# DATA EXCERPTS
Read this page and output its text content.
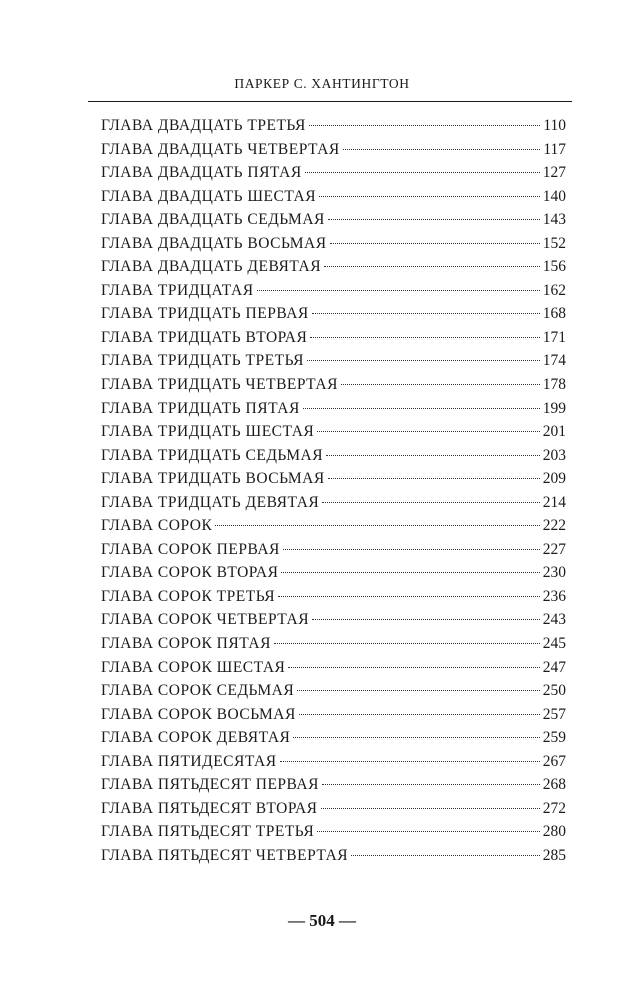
ПАРКЕР С. ХАНТИНГТОН
ГЛАВА ДВАДЦАТЬ ТРЕТЬЯ	110
ГЛАВА ДВАДЦАТЬ ЧЕТВЕРТАЯ	117
ГЛАВА ДВАДЦАТЬ ПЯТАЯ	127
ГЛАВА ДВАДЦАТЬ ШЕСТАЯ	140
ГЛАВА ДВАДЦАТЬ СЕДЬМАЯ	143
ГЛАВА ДВАДЦАТЬ ВОСЬМАЯ	152
ГЛАВА ДВАДЦАТЬ ДЕВЯТАЯ	156
ГЛАВА ТРИДЦАТАЯ	162
ГЛАВА ТРИДЦАТЬ ПЕРВАЯ	168
ГЛАВА ТРИДЦАТЬ ВТОРАЯ	171
ГЛАВА ТРИДЦАТЬ ТРЕТЬЯ	174
ГЛАВА ТРИДЦАТЬ ЧЕТВЕРТАЯ	178
ГЛАВА ТРИДЦАТЬ ПЯТАЯ	199
ГЛАВА ТРИДЦАТЬ ШЕСТАЯ	201
ГЛАВА ТРИДЦАТЬ СЕДЬМАЯ	203
ГЛАВА ТРИДЦАТЬ ВОСЬМАЯ	209
ГЛАВА ТРИДЦАТЬ ДЕВЯТАЯ	214
ГЛАВА СОРОК	222
ГЛАВА СОРОК ПЕРВАЯ	227
ГЛАВА СОРОК ВТОРАЯ	230
ГЛАВА СОРОК ТРЕТЬЯ	236
ГЛАВА СОРОК ЧЕТВЕРТАЯ	243
ГЛАВА СОРОК ПЯТАЯ	245
ГЛАВА СОРОК ШЕСТАЯ	247
ГЛАВА СОРОК СЕДЬМАЯ	250
ГЛАВА СОРОК ВОСЬМАЯ	257
ГЛАВА СОРОК ДЕВЯТАЯ	259
ГЛАВА ПЯТИДЕСЯТАЯ	267
ГЛАВА ПЯТЬДЕСЯТ ПЕРВАЯ	268
ГЛАВА ПЯТЬДЕСЯТ ВТОРАЯ	272
ГЛАВА ПЯТЬДЕСЯТ ТРЕТЬЯ	280
ГЛАВА ПЯТЬДЕСЯТ ЧЕТВЕРТАЯ	285
— 504 —
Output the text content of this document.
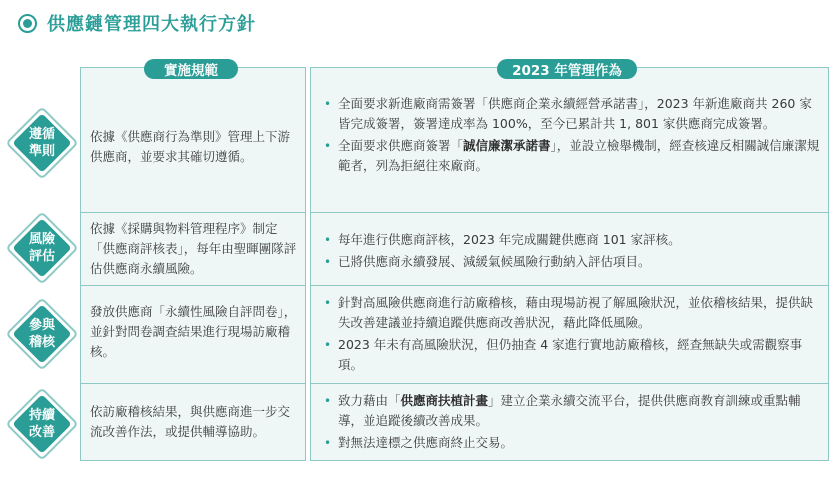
供應鏈管理四大執行方針
實施規範	2023 年管理作為
遵循
準則
依據《供應商行為準則》管理上下游供應商，並要求其確切遵循。
• 全面要求新進廠商需簽署「供應商企業永續經營承諾書」，2023 年新進廠商共 260 家皆完成簽署，簽署達成率為 100%，至今已累計共 1, 801 家供應商完成簽署。
• 全面要求供應商簽署「誠信廉潔承諾書」，並設立檢舉機制，經查核違反相關誠信廉潔規範者，列為拒絕往來廠商。
風險
評估
依據《採購與物料管理程序》制定「供應商評核表」，每年由聖暉團隊評估供應商永續風險。
• 每年進行供應商評核，2023 年完成關鍵供應商 101 家評核。
• 已將供應商永續發展、減緩氣候風險行動納入評估項目。
參與
稽核
發放供應商「永續性風險自評問卷」，並針對問卷調查結果進行現場訪廠稽核。
• 針對高風險供應商進行訪廠稽核，藉由現場訪視了解風險狀況，並依稽核結果，提供缺失改善建議並持續追蹤供應商改善狀況，藉此降低風險。
• 2023 年未有高風險狀況，但仍抽查 4 家進行實地訪廠稽核，經查無缺失或需觀察事項。
持續
改善
依訪廠稽核結果，與供應商進一步交流改善作法，或提供輔導協助。
• 致力藉由「供應商扶植計畫」建立企業永續交流平台，提供供應商教育訓練或重點輔導，並追蹤後續改善成果。
• 對無法達標之供應商終止交易。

# GIVEN EXERCISE
Where a line of the data holds "СЕДЬМАЯ", show that line.

# PROBLEM SOLUTION
ГЛАВА ДВАДЦАТЬ СЕДЬМАЯ	143
ГЛАВА ТРИДЦАТЬ СЕДЬМАЯ	203
ГЛАВА СОРОК СЕДЬМАЯ	250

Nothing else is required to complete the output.